Start Given entries

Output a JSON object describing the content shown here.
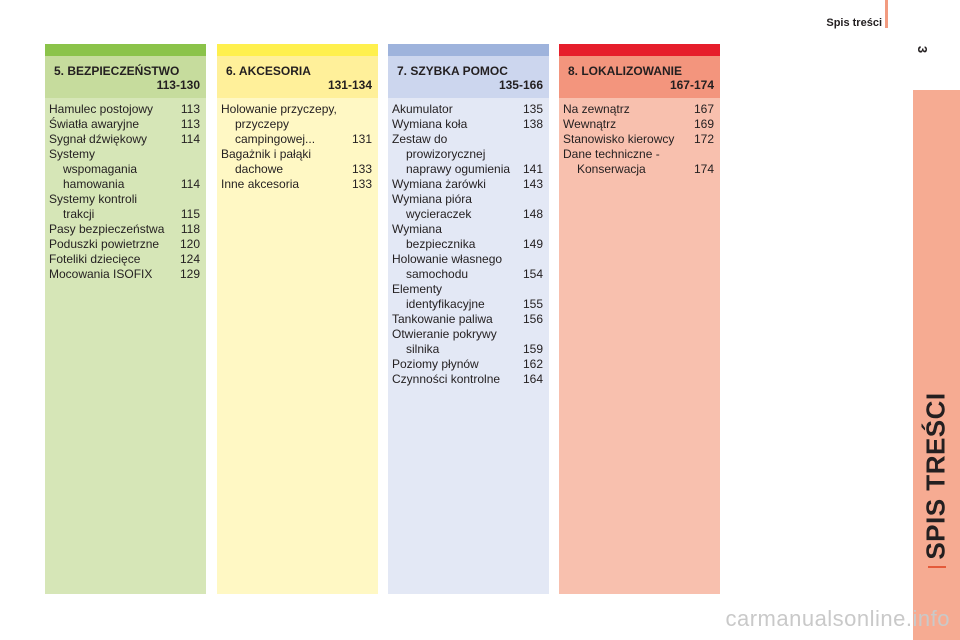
{
  "header": {
    "title": "Spis treści",
    "page_number": "3"
  },
  "side_tab": {
    "label": "SPIS TREŚCI"
  },
  "columns": [
    {
      "title": "5. BEZPIECZEŃSTWO",
      "range": "113-130",
      "items": [
        {
          "label": "Hamulec postojowy",
          "page": "113"
        },
        {
          "label": "Światła awaryjne",
          "page": "113"
        },
        {
          "label": "Sygnał dźwiękowy",
          "page": "114"
        },
        {
          "label": "Systemy wspomagania hamowania",
          "page": "114"
        },
        {
          "label": "Systemy kontroli trakcji",
          "page": "115"
        },
        {
          "label": "Pasy bezpieczeństwa",
          "page": "118"
        },
        {
          "label": "Poduszki powietrzne",
          "page": "120"
        },
        {
          "label": "Foteliki dziecięce",
          "page": "124"
        },
        {
          "label": "Mocowania ISOFIX",
          "page": "129"
        }
      ]
    },
    {
      "title": "6. AKCESORIA",
      "range": "131-134",
      "items": [
        {
          "label": "Holowanie przyczepy, przyczepy campingowej...",
          "page": "131"
        },
        {
          "label": "Bagażnik i pałąki dachowe",
          "page": "133"
        },
        {
          "label": "Inne akcesoria",
          "page": "133"
        }
      ]
    },
    {
      "title": "7. SZYBKA POMOC",
      "range": "135-166",
      "items": [
        {
          "label": "Akumulator",
          "page": "135"
        },
        {
          "label": "Wymiana koła",
          "page": "138"
        },
        {
          "label": "Zestaw do prowizorycznej naprawy ogumienia",
          "page": "141"
        },
        {
          "label": "Wymiana żarówki",
          "page": "143"
        },
        {
          "label": "Wymiana pióra wycieraczek",
          "page": "148"
        },
        {
          "label": "Wymiana bezpiecznika",
          "page": "149"
        },
        {
          "label": "Holowanie własnego samochodu",
          "page": "154"
        },
        {
          "label": "Elementy identyfikacyjne",
          "page": "155"
        },
        {
          "label": "Tankowanie paliwa",
          "page": "156"
        },
        {
          "label": "Otwieranie pokrywy silnika",
          "page": "159"
        },
        {
          "label": "Poziomy płynów",
          "page": "162"
        },
        {
          "label": "Czynności kontrolne",
          "page": "164"
        }
      ]
    },
    {
      "title": "8. LOKALIZOWANIE",
      "range": "167-174",
      "items": [
        {
          "label": "Na zewnątrz",
          "page": "167"
        },
        {
          "label": "Wewnątrz",
          "page": "169"
        },
        {
          "label": "Stanowisko kierowcy",
          "page": "172"
        },
        {
          "label": "Dane techniczne - Konserwacja",
          "page": "174"
        }
      ]
    }
  ],
  "watermark": "carmanualsonline.info",
  "colors": {
    "col5_bg": "#d6e6b7",
    "col5_bar": "#8bc34a",
    "col5_head": "#c6dc9d",
    "col6_bg": "#fff8c4",
    "col6_bar": "#fff04d",
    "col6_head": "#fff09a",
    "col7_bg": "#e3e8f5",
    "col7_bar": "#9eb3dc",
    "col7_head": "#ccd6ee",
    "col8_bg": "#f8c0ae",
    "col8_bar": "#e61e2b",
    "col8_head": "#f3957d"
  }
}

End Given entries

## What you have to do
Extract the entries in full, exactly as they are, minus the pictures.

## Solution below
Output a JSON object describing the content shown here.
{
  "header": {
    "title": "Spis treści",
    "page_number": "3"
  },
  "side_tab": {
    "label": "SPIS TREŚCI"
  },
  "columns": [
    {
      "title": "5. BEZPIECZEŃSTWO",
      "range": "113-130",
      "items": [
        {
          "label": "Hamulec postojowy",
          "page": "113"
        },
        {
          "label": "Światła awaryjne",
          "page": "113"
        },
        {
          "label": "Sygnał dźwiękowy",
          "page": "114"
        },
        {
          "label": "Systemy wspomagania hamowania",
          "page": "114"
        },
        {
          "label": "Systemy kontroli trakcji",
          "page": "115"
        },
        {
          "label": "Pasy bezpieczeństwa",
          "page": "118"
        },
        {
          "label": "Poduszki powietrzne",
          "page": "120"
        },
        {
          "label": "Foteliki dziecięce",
          "page": "124"
        },
        {
          "label": "Mocowania ISOFIX",
          "page": "129"
        }
      ]
    },
    {
      "title": "6. AKCESORIA",
      "range": "131-134",
      "items": [
        {
          "label": "Holowanie przyczepy, przyczepy campingowej...",
          "page": "131"
        },
        {
          "label": "Bagażnik i pałąki dachowe",
          "page": "133"
        },
        {
          "label": "Inne akcesoria",
          "page": "133"
        }
      ]
    },
    {
      "title": "7. SZYBKA POMOC",
      "range": "135-166",
      "items": [
        {
          "label": "Akumulator",
          "page": "135"
        },
        {
          "label": "Wymiana koła",
          "page": "138"
        },
        {
          "label": "Zestaw do prowizorycznej naprawy ogumienia",
          "page": "141"
        },
        {
          "label": "Wymiana żarówki",
          "page": "143"
        },
        {
          "label": "Wymiana pióra wycieraczek",
          "page": "148"
        },
        {
          "label": "Wymiana bezpiecznika",
          "page": "149"
        },
        {
          "label": "Holowanie własnego samochodu",
          "page": "154"
        },
        {
          "label": "Elementy identyfikacyjne",
          "page": "155"
        },
        {
          "label": "Tankowanie paliwa",
          "page": "156"
        },
        {
          "label": "Otwieranie pokrywy silnika",
          "page": "159"
        },
        {
          "label": "Poziomy płynów",
          "page": "162"
        },
        {
          "label": "Czynności kontrolne",
          "page": "164"
        }
      ]
    },
    {
      "title": "8. LOKALIZOWANIE",
      "range": "167-174",
      "items": [
        {
          "label": "Na zewnątrz",
          "page": "167"
        },
        {
          "label": "Wewnątrz",
          "page": "169"
        },
        {
          "label": "Stanowisko kierowcy",
          "page": "172"
        },
        {
          "label": "Dane techniczne - Konserwacja",
          "page": "174"
        }
      ]
    }
  ],
  "watermark": "carmanualsonline.info",
  "colors": {
    "col5_bg": "#d6e6b7",
    "col5_bar": "#8bc34a",
    "col5_head": "#c6dc9d",
    "col6_bg": "#fff8c4",
    "col6_bar": "#fff04d",
    "col6_head": "#fff09a",
    "col7_bg": "#e3e8f5",
    "col7_bar": "#9eb3dc",
    "col7_head": "#ccd6ee",
    "col8_bg": "#f8c0ae",
    "col8_bar": "#e61e2b",
    "col8_head": "#f3957d"
  }
}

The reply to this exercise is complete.